Task objective:
Repeat the whole listing below, word for word.

Given records:
+ + +
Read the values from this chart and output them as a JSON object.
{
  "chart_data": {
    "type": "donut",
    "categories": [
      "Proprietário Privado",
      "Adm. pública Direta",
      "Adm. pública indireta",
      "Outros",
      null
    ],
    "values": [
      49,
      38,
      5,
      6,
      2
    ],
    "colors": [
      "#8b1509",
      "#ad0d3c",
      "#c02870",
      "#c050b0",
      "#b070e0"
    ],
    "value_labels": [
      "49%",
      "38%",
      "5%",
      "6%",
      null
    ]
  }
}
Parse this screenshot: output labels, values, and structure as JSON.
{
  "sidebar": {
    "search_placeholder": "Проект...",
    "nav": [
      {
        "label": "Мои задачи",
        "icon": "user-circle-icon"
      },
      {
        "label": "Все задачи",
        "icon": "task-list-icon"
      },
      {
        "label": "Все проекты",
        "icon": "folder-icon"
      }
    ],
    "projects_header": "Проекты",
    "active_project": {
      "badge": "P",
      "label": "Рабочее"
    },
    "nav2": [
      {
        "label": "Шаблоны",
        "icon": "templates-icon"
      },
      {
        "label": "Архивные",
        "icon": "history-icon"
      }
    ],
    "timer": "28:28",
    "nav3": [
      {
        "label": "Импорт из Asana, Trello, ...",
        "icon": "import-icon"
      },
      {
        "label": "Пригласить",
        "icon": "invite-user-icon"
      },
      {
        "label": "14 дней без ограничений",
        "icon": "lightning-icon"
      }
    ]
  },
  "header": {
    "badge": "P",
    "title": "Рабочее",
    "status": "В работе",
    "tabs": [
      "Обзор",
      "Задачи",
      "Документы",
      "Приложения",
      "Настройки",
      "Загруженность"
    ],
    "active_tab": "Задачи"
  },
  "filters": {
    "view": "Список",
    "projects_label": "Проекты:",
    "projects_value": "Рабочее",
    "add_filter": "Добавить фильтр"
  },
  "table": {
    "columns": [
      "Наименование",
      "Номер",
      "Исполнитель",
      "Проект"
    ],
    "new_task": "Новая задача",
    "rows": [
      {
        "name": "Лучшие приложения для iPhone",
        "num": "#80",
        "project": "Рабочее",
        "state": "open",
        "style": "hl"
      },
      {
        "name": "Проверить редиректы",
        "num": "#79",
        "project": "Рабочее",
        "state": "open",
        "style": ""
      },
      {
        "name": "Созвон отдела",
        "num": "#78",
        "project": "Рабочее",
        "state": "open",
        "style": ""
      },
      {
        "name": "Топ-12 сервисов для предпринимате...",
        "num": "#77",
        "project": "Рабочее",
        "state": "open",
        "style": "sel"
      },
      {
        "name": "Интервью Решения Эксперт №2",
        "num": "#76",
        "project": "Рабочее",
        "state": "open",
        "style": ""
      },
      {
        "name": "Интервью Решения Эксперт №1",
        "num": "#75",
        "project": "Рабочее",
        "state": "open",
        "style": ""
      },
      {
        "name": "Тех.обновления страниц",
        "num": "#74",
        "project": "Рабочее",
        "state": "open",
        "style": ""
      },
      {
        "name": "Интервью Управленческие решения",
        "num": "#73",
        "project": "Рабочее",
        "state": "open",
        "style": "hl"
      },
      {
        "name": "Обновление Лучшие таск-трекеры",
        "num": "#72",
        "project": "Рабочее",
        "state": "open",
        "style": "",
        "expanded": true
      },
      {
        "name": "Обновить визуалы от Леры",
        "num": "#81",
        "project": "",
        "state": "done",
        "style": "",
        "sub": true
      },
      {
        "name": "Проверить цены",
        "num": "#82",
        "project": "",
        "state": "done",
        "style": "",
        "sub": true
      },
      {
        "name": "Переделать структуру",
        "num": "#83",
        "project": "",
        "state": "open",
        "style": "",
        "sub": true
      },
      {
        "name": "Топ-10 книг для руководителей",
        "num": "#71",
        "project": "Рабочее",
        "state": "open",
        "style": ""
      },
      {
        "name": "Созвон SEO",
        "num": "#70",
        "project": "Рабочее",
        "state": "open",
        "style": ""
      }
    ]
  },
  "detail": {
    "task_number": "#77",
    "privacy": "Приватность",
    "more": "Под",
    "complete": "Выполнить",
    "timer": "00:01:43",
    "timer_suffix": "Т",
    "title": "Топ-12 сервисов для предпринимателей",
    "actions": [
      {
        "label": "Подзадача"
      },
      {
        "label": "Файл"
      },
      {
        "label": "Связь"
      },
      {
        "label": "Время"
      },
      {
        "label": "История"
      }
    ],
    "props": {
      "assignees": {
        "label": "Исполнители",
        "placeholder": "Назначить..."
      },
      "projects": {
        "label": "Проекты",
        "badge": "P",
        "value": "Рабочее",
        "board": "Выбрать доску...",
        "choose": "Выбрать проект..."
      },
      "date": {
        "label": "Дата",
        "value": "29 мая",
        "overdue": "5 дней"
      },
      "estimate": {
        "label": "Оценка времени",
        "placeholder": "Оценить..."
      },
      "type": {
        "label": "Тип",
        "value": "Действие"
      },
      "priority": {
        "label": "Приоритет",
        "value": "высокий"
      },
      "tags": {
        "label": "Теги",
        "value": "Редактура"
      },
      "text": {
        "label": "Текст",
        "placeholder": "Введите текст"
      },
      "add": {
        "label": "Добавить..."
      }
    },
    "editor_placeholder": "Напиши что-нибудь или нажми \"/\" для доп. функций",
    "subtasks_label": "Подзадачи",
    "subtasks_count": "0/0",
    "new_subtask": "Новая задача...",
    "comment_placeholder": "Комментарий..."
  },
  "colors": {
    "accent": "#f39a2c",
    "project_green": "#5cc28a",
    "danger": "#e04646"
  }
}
+ + +
Response for this exercise:
Read the values from this chart and output them as a JSON object.
{
  "chart_data": {
    "type": "donut",
    "categories": [
      "Proprietário Privado",
      "Adm. pública Direta",
      "Adm. pública indireta",
      "Outros",
      null
    ],
    "values": [
      49,
      38,
      5,
      6,
      2
    ],
    "colors": [
      "#8b1509",
      "#ad0d3c",
      "#c02870",
      "#c050b0",
      "#b070e0"
    ],
    "value_labels": [
      "49%",
      "38%",
      "5%",
      "6%",
      null
    ]
  }
}
Parse this screenshot: output labels, values, and structure as JSON.
{
  "sidebar": {
    "search_placeholder": "Проект...",
    "nav": [
      {
        "label": "Мои задачи",
        "icon": "user-circle-icon"
      },
      {
        "label": "Все задачи",
        "icon": "task-list-icon"
      },
      {
        "label": "Все проекты",
        "icon": "folder-icon"
      }
    ],
    "projects_header": "Проекты",
    "active_project": {
      "badge": "P",
      "label": "Рабочее"
    },
    "nav2": [
      {
        "label": "Шаблоны",
        "icon": "templates-icon"
      },
      {
        "label": "Архивные",
        "icon": "history-icon"
      }
    ],
    "timer": "28:28",
    "nav3": [
      {
        "label": "Импорт из Asana, Trello, ...",
        "icon": "import-icon"
      },
      {
        "label": "Пригласить",
        "icon": "invite-user-icon"
      },
      {
        "label": "14 дней без ограничений",
        "icon": "lightning-icon"
      }
    ]
  },
  "header": {
    "badge": "P",
    "title": "Рабочее",
    "status": "В работе",
    "tabs": [
      "Обзор",
      "Задачи",
      "Документы",
      "Приложения",
      "Настройки",
      "Загруженность"
    ],
    "active_tab": "Задачи"
  },
  "filters": {
    "view": "Список",
    "projects_label": "Проекты:",
    "projects_value": "Рабочее",
    "add_filter": "Добавить фильтр"
  },
  "table": {
    "columns": [
      "Наименование",
      "Номер",
      "Исполнитель",
      "Проект"
    ],
    "new_task": "Новая задача",
    "rows": [
      {
        "name": "Лучшие приложения для iPhone",
        "num": "#80",
        "project": "Рабочее",
        "state": "open",
        "style": "hl"
      },
      {
        "name": "Проверить редиректы",
        "num": "#79",
        "project": "Рабочее",
        "state": "open",
        "style": ""
      },
      {
        "name": "Созвон отдела",
        "num": "#78",
        "project": "Рабочее",
        "state": "open",
        "style": ""
      },
      {
        "name": "Топ-12 сервисов для предпринимате...",
        "num": "#77",
        "project": "Рабочее",
        "state": "open",
        "style": "sel"
      },
      {
        "name": "Интервью Решения Эксперт №2",
        "num": "#76",
        "project": "Рабочее",
        "state": "open",
        "style": ""
      },
      {
        "name": "Интервью Решения Эксперт №1",
        "num": "#75",
        "project": "Рабочее",
        "state": "open",
        "style": ""
      },
      {
        "name": "Тех.обновления страниц",
        "num": "#74",
        "project": "Рабочее",
        "state": "open",
        "style": ""
      },
      {
        "name": "Интервью Управленческие решения",
        "num": "#73",
        "project": "Рабочее",
        "state": "open",
        "style": "hl"
      },
      {
        "name": "Обновление Лучшие таск-трекеры",
        "num": "#72",
        "project": "Рабочее",
        "state": "open",
        "style": "",
        "expanded": true
      },
      {
        "name": "Обновить визуалы от Леры",
        "num": "#81",
        "project": "",
        "state": "done",
        "style": "",
        "sub": true
      },
      {
        "name": "Проверить цены",
        "num": "#82",
        "project": "",
        "state": "done",
        "style": "",
        "sub": true
      },
      {
        "name": "Переделать структуру",
        "num": "#83",
        "project": "",
        "state": "open",
        "style": "",
        "sub": true
      },
      {
        "name": "Топ-10 книг для руководителей",
        "num": "#71",
        "project": "Рабочее",
        "state": "open",
        "style": ""
      },
      {
        "name": "Созвон SEO",
        "num": "#70",
        "project": "Рабочее",
        "state": "open",
        "style": ""
      }
    ]
  },
  "detail": {
    "task_number": "#77",
    "privacy": "Приватность",
    "more": "Под",
    "complete": "Выполнить",
    "timer": "00:01:43",
    "timer_suffix": "Т",
    "title": "Топ-12 сервисов для предпринимателей",
    "actions": [
      {
        "label": "Подзадача"
      },
      {
        "label": "Файл"
      },
      {
        "label": "Связь"
      },
      {
        "label": "Время"
      },
      {
        "label": "История"
      }
    ],
    "props": {
      "assignees": {
        "label": "Исполнители",
        "placeholder": "Назначить..."
      },
      "projects": {
        "label": "Проекты",
        "badge": "P",
        "value": "Рабочее",
        "board": "Выбрать доску...",
        "choose": "Выбрать проект..."
      },
      "date": {
        "label": "Дата",
        "value": "29 мая",
        "overdue": "5 дней"
      },
      "estimate": {
        "label": "Оценка времени",
        "placeholder": "Оценить..."
      },
      "type": {
        "label": "Тип",
        "value": "Действие"
      },
      "priority": {
        "label": "Приоритет",
        "value": "высокий"
      },
      "tags": {
        "label": "Теги",
        "value": "Редактура"
      },
      "text": {
        "label": "Текст",
        "placeholder": "Введите текст"
      },
      "add": {
        "label": "Добавить..."
      }
    },
    "editor_placeholder": "Напиши что-нибудь или нажми \"/\" для доп. функций",
    "subtasks_label": "Подзадачи",
    "subtasks_count": "0/0",
    "new_subtask": "Новая задача...",
    "comment_placeholder": "Комментарий..."
  },
  "colors": {
    "accent": "#f39a2c",
    "project_green": "#5cc28a",
    "danger": "#e04646"
  }
}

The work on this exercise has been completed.